Text ->

*** Block opens ***

For the entirety of my life, I have been one of few Black voices in predominantly White spaces. I have never had much of an issue with this, but it has been instrumental in why I am the advocate and the activist that I am today- for all minority groups, but specifically people of colour. Most of my activism happens on social media, but I also do what I can beyond the screen- protesting, petitioning, emailing people in power, performing speeches and poetry, leading assemblies, donating to causes, you get the gist. In this way, I have made an active effort to be a true activist as opposed to someone who is performative. Before I continue, I should probably define “performative” activism as something that is empty and inactive. I find there is a fine line between performative activism and bringing awareness to an issue- there is also a way to do both. 

If we use recent, devastating events as an example, I will be able to clearly draw that line between performative activism and helpful awareness. On May 25th, 2020, I, and the rest of the Black community, were devastated by the death of George Floyd. There have been protests – both in person and online- in response to police violence and demanding justice for the countless Black people that have been murdered by law enforcement. This outcry has been prominent all over the media and has taken social media, in particular, by storm.

Many of my peers, friends and acquaintances have been radio silent. Mute. Missing In Action. But all of a sudden, on #BlackOutTuesday, I see them posting a black square on their Instagram feeds. So my first thoughts are along the lines of, “Since when do you care about the movement? Where have you been?” Nonetheless, I expected more posts from them, maybe information, petitions that people could sign, resources to learn from but nope. Nothing. No follow-up, no further action and that is what I consider performative. Awareness would be to post information about a cause, resources even, but a black square? Do people really think that this black square is all that needs to be done? Have they done their part? Have they erased their White guilt? 

It is truly disheartening to see people who laugh, learn and “support” you, have absolutely no interest in your struggles. The silence of my non-Black friends and alleged allies, is quite deafening. While I know that social media activism isn’t everything and it is not definitive of your views on “controversial issues” in any way; having no stance is also taking a stance. Desmond Tutu once said “if you are neutral in situations of injustice, you have chosen the side of the oppressor,” and that has always stuck with me.

*** Block closes ***

Tasks and exercises ->
1) Could you write out the essay on performative activism from "It is truly" to "stuck with me.", word for word?
2) How would the essay on performative activism go on from its last sentence? Extend it in the same voice.

[Dataset excerpts]
*** Block opens ***

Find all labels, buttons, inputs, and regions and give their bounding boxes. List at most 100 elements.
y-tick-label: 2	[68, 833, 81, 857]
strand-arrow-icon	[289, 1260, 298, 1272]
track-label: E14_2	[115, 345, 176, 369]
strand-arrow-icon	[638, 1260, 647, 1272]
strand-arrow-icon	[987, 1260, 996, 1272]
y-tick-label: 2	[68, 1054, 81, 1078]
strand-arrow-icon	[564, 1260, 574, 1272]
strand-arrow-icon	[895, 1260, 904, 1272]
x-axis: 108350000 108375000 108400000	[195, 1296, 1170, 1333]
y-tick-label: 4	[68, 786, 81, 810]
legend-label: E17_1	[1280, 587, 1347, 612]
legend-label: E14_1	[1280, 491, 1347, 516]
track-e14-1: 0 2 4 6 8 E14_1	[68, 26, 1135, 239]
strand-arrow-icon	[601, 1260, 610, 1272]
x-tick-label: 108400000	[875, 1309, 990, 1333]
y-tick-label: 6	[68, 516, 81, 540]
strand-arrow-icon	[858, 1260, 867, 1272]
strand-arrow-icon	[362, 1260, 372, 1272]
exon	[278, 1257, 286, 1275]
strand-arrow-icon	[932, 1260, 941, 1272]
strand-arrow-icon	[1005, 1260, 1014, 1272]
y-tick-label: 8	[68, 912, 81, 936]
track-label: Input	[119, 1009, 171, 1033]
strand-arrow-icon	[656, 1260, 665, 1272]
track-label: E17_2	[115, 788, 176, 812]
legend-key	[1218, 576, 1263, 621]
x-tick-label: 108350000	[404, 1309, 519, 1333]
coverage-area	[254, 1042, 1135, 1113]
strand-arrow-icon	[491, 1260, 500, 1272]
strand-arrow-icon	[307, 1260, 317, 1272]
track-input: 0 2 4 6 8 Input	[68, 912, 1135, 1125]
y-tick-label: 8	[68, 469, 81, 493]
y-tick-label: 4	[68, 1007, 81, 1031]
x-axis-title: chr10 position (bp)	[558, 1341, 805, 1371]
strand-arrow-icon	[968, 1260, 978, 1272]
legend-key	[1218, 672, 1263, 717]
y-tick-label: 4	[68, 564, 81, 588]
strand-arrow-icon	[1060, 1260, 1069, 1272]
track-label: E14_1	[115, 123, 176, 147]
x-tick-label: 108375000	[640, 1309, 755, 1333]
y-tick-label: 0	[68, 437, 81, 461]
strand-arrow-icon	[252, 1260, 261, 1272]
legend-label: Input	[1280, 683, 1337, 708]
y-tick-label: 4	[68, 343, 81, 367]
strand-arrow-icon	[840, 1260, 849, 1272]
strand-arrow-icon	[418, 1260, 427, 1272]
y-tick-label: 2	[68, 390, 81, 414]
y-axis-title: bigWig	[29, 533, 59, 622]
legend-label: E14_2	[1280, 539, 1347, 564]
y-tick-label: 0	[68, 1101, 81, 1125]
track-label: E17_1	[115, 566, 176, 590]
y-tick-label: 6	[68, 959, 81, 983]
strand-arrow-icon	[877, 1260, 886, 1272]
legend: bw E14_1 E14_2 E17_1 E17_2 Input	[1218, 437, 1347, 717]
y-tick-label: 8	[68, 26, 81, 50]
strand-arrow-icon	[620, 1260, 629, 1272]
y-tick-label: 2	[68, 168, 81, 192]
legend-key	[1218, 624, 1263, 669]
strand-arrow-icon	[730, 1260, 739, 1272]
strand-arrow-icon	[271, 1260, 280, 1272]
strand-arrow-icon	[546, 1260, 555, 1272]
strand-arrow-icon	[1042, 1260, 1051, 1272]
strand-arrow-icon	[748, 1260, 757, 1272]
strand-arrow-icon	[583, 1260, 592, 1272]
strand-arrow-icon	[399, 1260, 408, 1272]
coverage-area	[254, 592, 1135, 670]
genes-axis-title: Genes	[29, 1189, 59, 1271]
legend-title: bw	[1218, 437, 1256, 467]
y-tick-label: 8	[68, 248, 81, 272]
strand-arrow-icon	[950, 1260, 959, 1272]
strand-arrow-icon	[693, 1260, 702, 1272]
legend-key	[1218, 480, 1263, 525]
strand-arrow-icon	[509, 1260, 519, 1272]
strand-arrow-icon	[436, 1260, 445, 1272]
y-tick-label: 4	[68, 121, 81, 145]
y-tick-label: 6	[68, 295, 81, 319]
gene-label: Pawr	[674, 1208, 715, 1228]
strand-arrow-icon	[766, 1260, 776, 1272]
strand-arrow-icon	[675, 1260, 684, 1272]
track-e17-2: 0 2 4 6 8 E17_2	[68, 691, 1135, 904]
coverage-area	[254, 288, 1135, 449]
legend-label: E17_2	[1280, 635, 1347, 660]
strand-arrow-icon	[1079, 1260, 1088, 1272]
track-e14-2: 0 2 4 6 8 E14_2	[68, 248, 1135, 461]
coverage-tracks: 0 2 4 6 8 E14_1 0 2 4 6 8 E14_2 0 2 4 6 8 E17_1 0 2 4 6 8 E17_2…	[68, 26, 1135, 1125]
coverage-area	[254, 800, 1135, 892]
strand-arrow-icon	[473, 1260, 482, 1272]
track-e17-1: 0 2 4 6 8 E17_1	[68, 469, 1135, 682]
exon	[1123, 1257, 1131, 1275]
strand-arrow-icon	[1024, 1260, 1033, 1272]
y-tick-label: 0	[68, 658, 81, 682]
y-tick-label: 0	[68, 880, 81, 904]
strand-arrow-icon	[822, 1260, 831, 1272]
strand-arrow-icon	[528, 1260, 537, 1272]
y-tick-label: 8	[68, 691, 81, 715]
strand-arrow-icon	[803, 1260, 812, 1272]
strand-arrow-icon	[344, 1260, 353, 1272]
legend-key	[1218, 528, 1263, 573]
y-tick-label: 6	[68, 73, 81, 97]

*** Block closes ***

Numbered responses ->
1)
It is truly disheartening to see people who laugh, learn and “support” you, have absolutely no interest in your struggles. The silence of my non-Black friends and alleged allies, is quite deafening. While I know that social media activism isn’t everything and it is not definitive of your views on “controversial issues” in any way; having no stance is also taking a stance. Desmond Tutu once said “if you are neutral in situations of injustice, you have chosen the side of the oppressor,” and that has always stuck with me.

2)
Participating in BlackOutTuesday, is the least that one can do. If you fail to talk about the issues that are transpiring every day, educate yourself or contribute to a cause in any way, then you can keep your black square! Whether people don’t want to appear “too political” or think it’s not their “place” to have a voice is besides the point. First of all, if this is how you feel then don’t bother being a fake activist by doing the bare minimum with BlackOutTuesday. Secondly, Black lives are not political. Black death is not political. It is urgent. In terms of it not being their “place” is also not relevant- that is what it means to be an ally. You listen, you learn, you speak up and you stand in solidarity. You don’t need to be Black to care about Black people dying. You need to be an empathetic and decent human being. 

I have always wondered though, about my “friends” who clam up when it comes to Black issues. If you can’t support a movement that is about my people deserving a right to do everyday things without fear of death, does that mean you don’t support me? If Black Lives don’t matter to you, does my life matter to you? Am I worth the bare minimum? A black square and a hashtag?

On the other hand, these kinds of seemingly surface level, non-authentic, performative forms of activism create a multitude of conflicting emotions. There’s a part of me that is frustrated by people doing the bare minimum with their supposed “activism”; it feels like they see the Black Lives Matter movement as some sort of trend. On the other hand, I feel like I should be grateful that people even care enough to bring any kind of awareness to this issue. For me, I think the conflict stems from the fact that this issue is so real to me and my people so I feel like it should be just as real for the other people in my life. But the reality is: it’s not.

It’s deeply upsetting, but I also understand. Though we should see the humanity and value in everyone, it is very difficult for non-Black people to fully understand the Black experience- the good, the bad and the ugly. However, social media activism and performative activism makes it seem like people get it- even when they don’t. All that we ask is that you try; read books, watch documentaries, listen, attend protests, sign petitions, and donate if it is within your means. It is not enough to post a picture and assume that as an “ally” you have done your part. True solidarity comes with action; if we all take those next steps together then we will truly be able to make a change.